##### Task input

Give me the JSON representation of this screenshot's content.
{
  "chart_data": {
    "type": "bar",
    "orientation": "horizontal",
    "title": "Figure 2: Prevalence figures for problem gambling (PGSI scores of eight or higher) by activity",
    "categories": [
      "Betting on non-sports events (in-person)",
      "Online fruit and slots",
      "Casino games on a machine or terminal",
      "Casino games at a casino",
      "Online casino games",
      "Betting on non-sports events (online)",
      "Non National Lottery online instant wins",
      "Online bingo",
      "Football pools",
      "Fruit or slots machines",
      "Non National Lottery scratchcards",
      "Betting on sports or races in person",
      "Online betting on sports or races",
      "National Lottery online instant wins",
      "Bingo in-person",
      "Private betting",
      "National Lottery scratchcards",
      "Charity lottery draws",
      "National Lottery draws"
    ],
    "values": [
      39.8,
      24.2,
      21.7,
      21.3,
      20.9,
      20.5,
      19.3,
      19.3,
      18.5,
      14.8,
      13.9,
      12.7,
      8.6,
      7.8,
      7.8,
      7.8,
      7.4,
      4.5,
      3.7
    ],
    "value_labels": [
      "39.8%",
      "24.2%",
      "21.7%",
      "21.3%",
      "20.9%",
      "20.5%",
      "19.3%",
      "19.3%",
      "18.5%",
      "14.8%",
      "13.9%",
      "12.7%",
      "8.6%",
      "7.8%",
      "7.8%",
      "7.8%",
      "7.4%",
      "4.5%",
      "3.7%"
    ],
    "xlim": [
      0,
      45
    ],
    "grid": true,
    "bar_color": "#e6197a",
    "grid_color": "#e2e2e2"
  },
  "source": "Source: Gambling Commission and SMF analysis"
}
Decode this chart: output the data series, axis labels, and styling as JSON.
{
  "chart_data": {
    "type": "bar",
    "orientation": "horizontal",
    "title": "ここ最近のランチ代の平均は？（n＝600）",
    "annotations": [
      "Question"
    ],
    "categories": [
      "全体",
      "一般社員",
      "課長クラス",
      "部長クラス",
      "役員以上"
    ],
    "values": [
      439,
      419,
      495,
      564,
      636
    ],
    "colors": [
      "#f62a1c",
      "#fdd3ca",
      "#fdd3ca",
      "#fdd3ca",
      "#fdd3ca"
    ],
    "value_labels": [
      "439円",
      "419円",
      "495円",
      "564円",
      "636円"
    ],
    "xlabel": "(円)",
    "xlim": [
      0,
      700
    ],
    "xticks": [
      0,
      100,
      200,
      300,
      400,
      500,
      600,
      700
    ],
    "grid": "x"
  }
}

##########
##### Task input

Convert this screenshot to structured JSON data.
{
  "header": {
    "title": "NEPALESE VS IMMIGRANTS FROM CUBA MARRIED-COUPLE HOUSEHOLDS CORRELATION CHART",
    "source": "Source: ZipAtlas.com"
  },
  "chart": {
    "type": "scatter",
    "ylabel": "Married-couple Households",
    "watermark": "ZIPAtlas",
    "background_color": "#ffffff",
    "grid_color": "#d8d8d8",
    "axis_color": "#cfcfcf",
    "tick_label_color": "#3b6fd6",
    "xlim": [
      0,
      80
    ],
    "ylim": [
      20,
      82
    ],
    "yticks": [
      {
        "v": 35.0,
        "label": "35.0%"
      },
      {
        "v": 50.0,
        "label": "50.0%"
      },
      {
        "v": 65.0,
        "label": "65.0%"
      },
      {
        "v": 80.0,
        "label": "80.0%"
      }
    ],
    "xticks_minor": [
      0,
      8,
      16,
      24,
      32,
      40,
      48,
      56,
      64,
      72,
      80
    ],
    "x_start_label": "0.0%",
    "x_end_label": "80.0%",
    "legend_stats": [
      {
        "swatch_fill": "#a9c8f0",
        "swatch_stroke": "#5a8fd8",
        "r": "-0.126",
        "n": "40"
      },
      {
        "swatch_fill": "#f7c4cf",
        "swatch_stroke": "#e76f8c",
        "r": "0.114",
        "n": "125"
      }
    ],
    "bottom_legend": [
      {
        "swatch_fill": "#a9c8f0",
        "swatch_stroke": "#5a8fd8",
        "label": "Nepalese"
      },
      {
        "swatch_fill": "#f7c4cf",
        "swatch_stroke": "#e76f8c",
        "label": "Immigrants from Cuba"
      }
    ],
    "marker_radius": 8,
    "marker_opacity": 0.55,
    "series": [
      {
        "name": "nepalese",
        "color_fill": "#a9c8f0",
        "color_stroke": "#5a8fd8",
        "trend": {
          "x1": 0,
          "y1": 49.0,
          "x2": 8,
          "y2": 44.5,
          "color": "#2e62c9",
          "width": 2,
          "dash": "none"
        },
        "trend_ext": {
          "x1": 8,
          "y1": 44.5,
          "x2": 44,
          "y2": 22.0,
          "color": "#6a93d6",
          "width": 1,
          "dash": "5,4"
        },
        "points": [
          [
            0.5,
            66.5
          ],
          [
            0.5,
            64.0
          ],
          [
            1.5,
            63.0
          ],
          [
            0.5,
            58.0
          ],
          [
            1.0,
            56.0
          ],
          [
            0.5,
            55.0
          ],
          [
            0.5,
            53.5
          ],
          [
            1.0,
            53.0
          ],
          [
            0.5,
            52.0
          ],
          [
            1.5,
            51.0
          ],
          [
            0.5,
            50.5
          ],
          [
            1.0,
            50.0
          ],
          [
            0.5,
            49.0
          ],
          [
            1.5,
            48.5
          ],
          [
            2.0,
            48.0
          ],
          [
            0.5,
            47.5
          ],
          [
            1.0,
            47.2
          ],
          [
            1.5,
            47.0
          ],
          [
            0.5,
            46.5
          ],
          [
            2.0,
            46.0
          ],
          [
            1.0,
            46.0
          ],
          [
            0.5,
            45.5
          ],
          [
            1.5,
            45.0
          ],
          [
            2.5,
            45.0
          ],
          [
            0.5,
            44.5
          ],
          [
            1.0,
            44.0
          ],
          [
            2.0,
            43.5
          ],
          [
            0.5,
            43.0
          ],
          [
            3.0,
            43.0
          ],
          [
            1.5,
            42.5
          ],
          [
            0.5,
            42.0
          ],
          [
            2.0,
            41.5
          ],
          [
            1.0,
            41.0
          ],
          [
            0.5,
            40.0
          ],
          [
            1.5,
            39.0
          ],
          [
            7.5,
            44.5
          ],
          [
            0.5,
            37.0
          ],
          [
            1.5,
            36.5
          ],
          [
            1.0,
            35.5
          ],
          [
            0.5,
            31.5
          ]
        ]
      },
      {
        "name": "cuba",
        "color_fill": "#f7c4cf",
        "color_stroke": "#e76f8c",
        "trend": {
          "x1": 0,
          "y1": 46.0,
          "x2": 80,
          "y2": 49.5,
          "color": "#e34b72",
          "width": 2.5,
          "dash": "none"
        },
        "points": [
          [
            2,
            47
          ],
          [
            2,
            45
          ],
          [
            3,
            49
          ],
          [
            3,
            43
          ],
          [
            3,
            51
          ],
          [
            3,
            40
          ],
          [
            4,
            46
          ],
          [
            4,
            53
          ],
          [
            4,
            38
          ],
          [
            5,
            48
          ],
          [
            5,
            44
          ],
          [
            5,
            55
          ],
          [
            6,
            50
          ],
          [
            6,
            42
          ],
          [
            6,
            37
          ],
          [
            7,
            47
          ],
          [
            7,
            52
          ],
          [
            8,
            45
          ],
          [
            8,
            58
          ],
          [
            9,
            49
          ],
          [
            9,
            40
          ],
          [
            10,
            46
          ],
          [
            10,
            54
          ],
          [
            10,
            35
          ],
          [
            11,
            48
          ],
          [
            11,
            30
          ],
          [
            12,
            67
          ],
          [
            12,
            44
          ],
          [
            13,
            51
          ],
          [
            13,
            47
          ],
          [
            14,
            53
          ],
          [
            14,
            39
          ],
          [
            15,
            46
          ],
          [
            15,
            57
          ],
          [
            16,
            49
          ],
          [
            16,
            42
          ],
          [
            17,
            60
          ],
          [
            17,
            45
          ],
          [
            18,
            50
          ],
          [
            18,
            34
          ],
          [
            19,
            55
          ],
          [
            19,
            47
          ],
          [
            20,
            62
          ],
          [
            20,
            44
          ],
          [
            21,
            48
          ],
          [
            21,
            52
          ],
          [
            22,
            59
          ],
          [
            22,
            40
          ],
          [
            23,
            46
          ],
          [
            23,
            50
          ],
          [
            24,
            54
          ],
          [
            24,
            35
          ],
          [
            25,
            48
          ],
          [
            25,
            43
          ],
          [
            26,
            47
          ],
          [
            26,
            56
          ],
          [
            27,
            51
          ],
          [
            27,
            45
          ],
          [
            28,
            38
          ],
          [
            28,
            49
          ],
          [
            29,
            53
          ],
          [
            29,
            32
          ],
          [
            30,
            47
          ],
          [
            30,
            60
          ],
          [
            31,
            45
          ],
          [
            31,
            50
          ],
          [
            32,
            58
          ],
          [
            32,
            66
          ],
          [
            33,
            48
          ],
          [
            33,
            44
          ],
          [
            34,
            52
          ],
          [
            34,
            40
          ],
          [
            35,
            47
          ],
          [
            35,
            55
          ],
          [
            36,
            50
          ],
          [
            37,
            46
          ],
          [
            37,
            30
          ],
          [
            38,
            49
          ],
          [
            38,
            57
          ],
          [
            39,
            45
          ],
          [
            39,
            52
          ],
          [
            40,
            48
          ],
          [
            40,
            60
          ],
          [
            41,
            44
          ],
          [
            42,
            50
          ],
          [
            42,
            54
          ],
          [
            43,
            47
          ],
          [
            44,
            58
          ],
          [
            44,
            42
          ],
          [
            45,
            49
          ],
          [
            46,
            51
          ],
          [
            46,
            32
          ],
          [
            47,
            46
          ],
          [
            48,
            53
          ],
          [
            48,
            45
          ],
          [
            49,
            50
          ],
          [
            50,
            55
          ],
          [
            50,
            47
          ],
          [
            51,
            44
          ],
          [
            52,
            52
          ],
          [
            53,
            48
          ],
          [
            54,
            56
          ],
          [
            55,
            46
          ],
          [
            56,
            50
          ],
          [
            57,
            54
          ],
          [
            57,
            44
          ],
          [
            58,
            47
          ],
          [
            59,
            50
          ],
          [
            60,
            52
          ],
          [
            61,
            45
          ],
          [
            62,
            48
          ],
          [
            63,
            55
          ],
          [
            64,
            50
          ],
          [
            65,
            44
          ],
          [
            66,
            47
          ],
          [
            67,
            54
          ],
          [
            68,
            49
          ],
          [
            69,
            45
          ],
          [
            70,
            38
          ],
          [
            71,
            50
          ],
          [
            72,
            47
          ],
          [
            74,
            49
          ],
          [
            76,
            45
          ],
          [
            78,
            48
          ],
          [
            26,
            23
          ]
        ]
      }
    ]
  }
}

##########
##### Task input

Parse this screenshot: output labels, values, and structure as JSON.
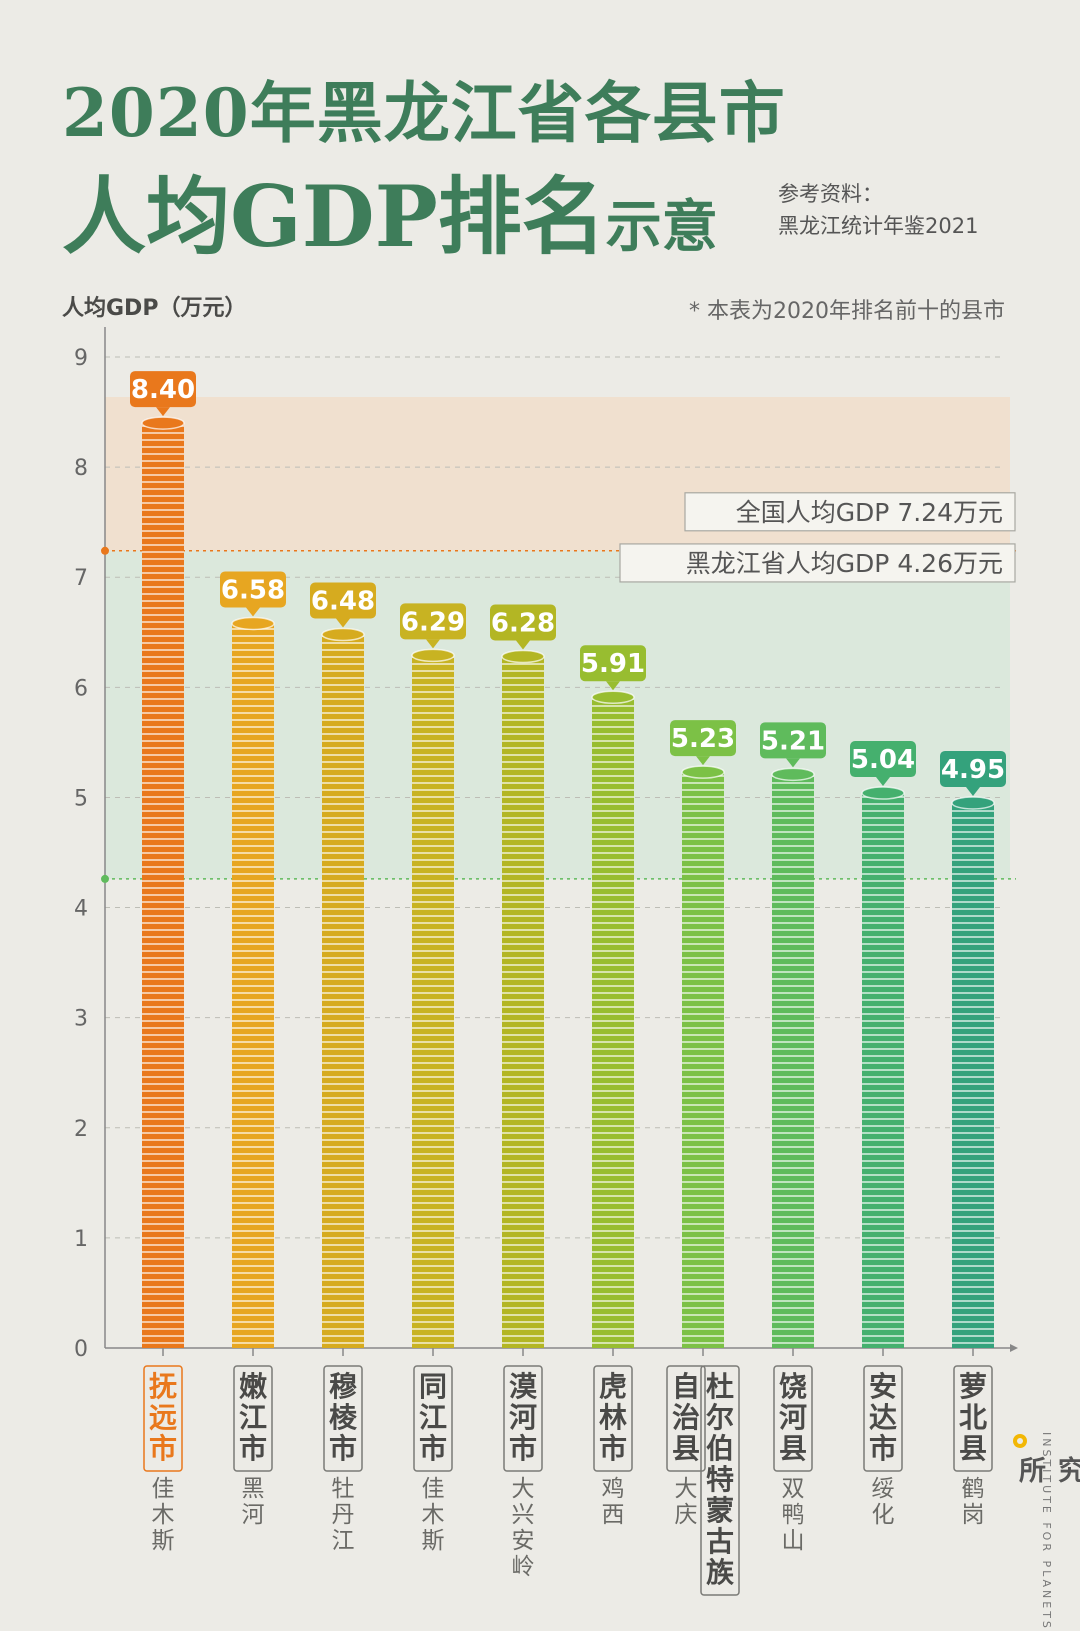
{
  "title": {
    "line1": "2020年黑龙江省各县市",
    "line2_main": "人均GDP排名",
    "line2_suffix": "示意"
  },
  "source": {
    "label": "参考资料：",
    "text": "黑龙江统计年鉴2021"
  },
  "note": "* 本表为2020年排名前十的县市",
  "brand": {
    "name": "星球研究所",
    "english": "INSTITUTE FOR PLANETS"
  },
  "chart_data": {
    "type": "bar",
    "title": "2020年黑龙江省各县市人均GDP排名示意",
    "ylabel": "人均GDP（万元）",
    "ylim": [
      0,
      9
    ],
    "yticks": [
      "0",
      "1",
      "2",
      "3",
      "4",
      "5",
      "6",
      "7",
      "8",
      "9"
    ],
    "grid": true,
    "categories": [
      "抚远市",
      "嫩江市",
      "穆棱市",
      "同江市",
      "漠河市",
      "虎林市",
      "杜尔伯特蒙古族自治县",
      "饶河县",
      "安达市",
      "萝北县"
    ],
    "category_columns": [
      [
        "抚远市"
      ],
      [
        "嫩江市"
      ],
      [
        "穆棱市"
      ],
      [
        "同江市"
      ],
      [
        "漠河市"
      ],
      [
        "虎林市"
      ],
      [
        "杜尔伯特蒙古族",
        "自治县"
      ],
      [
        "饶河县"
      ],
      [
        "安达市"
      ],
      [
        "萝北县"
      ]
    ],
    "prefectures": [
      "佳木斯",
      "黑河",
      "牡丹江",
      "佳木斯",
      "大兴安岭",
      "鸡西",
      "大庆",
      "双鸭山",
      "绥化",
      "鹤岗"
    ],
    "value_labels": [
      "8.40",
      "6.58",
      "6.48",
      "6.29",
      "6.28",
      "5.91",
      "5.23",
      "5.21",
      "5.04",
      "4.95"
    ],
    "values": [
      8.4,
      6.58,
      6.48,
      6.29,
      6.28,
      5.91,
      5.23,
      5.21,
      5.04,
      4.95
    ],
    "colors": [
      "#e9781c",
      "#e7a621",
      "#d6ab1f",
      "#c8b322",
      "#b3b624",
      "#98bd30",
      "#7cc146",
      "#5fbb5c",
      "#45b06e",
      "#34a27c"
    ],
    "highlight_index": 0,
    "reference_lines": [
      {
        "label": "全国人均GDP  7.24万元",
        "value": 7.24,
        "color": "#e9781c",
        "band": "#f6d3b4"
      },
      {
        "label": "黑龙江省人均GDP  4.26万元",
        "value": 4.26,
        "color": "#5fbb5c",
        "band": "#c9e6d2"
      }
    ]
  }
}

##########

Objective
Count the lines in the records above that hold the word "source", and give only that number.

Expected answer
3